• _WORKING DATA_:

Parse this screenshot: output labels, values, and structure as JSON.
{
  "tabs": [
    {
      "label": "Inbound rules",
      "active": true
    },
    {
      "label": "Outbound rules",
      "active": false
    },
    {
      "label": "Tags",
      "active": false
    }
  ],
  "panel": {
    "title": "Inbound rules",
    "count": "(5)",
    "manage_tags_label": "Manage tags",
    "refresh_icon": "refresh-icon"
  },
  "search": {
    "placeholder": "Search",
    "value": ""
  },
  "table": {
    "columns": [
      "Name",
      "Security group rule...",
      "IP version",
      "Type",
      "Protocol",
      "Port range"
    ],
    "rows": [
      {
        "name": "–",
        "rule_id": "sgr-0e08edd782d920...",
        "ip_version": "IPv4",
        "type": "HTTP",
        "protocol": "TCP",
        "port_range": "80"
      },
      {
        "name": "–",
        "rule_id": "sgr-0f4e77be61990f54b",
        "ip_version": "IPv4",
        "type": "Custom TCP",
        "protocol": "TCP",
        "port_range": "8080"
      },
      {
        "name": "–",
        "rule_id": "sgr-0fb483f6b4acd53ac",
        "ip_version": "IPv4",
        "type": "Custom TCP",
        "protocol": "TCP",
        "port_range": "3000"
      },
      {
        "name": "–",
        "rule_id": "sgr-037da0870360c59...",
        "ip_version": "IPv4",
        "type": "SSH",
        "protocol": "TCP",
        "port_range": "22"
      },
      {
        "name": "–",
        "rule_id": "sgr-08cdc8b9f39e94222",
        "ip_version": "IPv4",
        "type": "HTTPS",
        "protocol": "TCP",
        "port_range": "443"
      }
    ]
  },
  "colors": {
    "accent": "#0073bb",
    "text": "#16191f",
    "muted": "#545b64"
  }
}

...

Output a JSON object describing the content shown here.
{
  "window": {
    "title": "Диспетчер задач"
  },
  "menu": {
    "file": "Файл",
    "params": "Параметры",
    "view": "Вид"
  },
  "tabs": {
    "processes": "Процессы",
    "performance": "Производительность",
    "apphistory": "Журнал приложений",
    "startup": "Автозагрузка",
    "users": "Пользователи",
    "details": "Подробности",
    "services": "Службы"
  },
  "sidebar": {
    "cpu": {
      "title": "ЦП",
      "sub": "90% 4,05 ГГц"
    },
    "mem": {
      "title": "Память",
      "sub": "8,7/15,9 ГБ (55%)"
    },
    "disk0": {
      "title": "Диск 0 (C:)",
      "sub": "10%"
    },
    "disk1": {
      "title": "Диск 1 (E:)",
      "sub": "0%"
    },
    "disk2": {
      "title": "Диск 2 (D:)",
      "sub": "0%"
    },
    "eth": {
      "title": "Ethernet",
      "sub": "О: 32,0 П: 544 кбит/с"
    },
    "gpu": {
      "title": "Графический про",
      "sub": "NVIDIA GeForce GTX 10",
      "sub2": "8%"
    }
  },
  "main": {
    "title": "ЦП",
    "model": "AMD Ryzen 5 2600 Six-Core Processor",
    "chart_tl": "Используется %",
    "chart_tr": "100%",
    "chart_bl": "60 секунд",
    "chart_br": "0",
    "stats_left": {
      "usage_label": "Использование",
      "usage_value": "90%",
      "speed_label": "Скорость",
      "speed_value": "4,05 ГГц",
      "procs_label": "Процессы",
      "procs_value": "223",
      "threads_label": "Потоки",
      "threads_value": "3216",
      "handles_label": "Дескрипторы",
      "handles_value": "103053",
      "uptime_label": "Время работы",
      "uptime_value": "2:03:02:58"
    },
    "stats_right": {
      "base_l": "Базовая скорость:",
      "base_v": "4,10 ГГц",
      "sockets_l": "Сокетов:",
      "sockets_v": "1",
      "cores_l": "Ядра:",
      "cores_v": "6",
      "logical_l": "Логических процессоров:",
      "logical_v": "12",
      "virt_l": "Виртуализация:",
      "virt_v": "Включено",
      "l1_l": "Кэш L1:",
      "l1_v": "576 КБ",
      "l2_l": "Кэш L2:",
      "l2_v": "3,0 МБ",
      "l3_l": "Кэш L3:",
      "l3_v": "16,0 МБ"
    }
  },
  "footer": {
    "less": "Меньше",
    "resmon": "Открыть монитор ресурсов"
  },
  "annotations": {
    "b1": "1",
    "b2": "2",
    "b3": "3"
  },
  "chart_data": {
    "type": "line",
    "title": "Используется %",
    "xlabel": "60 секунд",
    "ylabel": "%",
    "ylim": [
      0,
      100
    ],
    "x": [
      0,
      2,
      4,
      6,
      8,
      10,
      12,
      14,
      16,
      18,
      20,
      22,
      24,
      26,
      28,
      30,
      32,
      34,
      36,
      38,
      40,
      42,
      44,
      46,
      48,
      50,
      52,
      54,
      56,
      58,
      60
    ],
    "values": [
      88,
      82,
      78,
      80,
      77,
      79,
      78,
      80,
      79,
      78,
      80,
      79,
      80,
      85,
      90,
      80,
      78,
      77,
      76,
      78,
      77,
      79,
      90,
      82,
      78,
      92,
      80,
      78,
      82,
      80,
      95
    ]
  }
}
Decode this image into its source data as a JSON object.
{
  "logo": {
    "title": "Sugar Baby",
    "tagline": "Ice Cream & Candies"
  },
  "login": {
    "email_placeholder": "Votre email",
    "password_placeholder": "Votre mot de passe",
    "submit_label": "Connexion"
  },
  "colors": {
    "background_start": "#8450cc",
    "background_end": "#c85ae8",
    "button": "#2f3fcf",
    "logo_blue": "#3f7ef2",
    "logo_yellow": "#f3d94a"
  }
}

• _AIM_:
Search the lines for the string "rules" and copy every line that has it.

• _CORRECT RESPONSE_:
      "label": "Inbound rules",
      "label": "Outbound rules",
    "title": "Inbound rules",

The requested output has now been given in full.